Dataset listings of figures
______________________________

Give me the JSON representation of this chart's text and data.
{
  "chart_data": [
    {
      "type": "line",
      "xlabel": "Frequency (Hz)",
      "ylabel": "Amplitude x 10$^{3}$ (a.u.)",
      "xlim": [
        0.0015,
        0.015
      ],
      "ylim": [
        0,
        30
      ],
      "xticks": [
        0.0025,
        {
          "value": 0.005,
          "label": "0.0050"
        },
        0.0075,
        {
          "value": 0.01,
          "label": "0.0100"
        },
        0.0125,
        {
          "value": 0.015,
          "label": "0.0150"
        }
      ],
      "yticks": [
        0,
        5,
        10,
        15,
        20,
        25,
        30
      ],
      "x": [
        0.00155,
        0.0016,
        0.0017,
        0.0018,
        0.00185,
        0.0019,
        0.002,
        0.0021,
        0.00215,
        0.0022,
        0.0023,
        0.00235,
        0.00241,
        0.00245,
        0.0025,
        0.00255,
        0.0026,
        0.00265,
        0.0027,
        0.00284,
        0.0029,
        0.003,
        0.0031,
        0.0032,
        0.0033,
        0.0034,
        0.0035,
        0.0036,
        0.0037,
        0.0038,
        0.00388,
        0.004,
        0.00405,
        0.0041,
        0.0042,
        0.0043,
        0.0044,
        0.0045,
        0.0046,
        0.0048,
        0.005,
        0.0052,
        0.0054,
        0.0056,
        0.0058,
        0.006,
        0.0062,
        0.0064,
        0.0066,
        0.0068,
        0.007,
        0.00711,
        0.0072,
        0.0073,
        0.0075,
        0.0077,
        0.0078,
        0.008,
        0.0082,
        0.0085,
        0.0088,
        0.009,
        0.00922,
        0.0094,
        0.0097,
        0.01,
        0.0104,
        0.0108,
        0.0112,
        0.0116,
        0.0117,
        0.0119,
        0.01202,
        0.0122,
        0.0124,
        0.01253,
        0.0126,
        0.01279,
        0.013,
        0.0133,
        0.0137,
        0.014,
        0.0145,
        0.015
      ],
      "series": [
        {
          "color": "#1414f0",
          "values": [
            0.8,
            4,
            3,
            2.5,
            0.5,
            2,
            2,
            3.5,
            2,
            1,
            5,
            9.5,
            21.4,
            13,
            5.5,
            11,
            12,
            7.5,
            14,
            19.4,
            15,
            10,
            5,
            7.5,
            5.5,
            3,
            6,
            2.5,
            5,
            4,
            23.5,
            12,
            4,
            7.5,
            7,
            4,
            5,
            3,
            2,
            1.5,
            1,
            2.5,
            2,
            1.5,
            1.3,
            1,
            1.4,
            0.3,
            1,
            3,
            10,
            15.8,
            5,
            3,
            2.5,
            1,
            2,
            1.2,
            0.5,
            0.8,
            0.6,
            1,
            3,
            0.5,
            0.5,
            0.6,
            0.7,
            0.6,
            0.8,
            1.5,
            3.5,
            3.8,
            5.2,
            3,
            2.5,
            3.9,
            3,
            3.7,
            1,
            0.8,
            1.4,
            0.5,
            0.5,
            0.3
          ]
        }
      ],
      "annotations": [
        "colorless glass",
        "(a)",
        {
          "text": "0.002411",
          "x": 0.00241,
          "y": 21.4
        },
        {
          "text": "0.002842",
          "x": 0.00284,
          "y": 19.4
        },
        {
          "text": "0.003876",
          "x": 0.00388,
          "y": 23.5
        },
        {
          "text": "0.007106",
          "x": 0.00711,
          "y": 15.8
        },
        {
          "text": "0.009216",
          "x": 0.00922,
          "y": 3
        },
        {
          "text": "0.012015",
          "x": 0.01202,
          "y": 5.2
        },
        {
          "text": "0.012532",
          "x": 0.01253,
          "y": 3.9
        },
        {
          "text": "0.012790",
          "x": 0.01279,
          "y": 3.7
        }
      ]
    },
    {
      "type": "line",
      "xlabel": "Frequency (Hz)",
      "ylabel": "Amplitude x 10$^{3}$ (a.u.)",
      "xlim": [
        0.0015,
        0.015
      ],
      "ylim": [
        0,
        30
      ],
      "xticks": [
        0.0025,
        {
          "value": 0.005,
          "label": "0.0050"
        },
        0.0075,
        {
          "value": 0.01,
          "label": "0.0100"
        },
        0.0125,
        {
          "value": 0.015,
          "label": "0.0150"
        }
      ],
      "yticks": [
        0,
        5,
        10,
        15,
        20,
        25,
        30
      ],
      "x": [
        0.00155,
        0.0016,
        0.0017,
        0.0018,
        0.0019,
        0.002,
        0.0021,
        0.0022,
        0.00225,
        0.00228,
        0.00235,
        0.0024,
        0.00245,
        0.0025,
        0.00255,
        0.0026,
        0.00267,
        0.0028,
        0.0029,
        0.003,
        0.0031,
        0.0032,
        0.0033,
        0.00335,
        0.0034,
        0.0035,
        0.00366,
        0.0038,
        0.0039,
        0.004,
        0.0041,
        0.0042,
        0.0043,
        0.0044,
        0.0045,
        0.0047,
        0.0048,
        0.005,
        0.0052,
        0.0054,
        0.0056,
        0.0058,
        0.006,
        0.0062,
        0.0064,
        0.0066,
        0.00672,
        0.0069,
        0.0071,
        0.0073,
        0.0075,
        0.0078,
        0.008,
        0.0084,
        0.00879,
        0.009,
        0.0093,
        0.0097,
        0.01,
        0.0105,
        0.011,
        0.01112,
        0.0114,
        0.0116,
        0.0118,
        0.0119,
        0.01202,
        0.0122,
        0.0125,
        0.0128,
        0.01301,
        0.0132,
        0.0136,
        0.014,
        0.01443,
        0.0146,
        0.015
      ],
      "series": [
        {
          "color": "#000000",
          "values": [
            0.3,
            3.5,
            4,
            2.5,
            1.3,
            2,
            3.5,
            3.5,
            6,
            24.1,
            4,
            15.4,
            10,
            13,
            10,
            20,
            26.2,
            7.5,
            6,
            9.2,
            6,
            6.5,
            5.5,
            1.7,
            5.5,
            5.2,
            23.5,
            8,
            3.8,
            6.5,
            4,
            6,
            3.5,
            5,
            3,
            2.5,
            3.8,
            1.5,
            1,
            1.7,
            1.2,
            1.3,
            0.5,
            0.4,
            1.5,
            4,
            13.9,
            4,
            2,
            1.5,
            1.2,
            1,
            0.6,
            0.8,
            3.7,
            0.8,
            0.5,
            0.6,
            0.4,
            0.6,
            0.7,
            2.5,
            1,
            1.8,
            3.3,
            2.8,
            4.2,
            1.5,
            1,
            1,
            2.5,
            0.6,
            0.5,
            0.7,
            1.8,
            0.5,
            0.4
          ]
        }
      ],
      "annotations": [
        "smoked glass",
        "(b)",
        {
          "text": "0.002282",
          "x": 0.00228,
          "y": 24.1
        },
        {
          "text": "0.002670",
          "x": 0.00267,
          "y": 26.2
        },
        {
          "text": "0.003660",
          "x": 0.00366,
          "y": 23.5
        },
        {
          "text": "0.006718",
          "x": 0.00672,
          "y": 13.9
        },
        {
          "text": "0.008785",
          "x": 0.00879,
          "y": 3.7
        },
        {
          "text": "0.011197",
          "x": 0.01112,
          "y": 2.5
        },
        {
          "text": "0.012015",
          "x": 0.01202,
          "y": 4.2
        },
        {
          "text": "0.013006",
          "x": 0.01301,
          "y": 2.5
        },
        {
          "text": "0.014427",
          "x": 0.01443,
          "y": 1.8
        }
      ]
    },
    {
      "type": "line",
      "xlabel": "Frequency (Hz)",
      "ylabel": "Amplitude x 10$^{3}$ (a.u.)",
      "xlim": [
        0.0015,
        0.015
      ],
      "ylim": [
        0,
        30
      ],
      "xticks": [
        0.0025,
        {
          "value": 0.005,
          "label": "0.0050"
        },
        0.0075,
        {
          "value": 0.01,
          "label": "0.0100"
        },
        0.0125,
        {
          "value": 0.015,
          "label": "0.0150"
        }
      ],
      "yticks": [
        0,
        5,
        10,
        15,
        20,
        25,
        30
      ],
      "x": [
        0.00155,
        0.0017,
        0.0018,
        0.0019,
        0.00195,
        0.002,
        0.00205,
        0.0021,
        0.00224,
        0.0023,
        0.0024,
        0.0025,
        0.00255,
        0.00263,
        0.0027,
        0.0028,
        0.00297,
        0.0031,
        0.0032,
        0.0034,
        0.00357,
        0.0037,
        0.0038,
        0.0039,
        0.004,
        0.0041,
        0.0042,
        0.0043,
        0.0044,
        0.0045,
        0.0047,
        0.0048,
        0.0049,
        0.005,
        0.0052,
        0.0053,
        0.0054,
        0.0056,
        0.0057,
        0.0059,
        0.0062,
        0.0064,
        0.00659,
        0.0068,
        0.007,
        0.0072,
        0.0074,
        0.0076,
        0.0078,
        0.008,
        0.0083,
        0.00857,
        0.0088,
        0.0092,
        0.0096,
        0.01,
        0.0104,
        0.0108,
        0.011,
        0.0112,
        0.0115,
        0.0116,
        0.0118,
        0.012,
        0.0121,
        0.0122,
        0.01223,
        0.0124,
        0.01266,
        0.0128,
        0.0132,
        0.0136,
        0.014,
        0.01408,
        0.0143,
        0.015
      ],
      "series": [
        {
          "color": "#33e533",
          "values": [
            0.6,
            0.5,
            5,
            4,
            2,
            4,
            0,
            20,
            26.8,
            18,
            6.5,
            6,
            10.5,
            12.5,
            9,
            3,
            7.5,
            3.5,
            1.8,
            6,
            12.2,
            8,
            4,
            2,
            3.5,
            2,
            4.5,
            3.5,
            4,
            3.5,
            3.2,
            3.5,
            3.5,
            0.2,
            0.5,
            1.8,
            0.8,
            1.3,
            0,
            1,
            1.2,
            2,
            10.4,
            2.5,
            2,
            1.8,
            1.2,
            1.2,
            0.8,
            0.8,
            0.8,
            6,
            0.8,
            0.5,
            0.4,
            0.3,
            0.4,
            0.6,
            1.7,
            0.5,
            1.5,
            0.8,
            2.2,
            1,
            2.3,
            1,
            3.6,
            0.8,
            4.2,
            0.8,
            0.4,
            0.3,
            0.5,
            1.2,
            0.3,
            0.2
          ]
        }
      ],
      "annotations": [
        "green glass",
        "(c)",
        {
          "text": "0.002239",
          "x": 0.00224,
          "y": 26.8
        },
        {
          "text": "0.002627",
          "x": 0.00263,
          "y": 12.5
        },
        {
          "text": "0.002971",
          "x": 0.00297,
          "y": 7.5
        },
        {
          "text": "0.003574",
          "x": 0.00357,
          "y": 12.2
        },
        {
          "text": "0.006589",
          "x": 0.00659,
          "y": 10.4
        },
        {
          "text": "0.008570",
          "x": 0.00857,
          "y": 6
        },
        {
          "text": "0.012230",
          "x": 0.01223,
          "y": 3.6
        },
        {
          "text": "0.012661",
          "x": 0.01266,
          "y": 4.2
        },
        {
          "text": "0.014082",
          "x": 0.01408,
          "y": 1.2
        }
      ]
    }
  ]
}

______________________________

# [WHAT TO PRODUCE]
For each line in the data above that contains the string "glass", extract the line.

# [SOLUTION BELOW]
        "colorless glass",
        "smoked glass",
        "green glass",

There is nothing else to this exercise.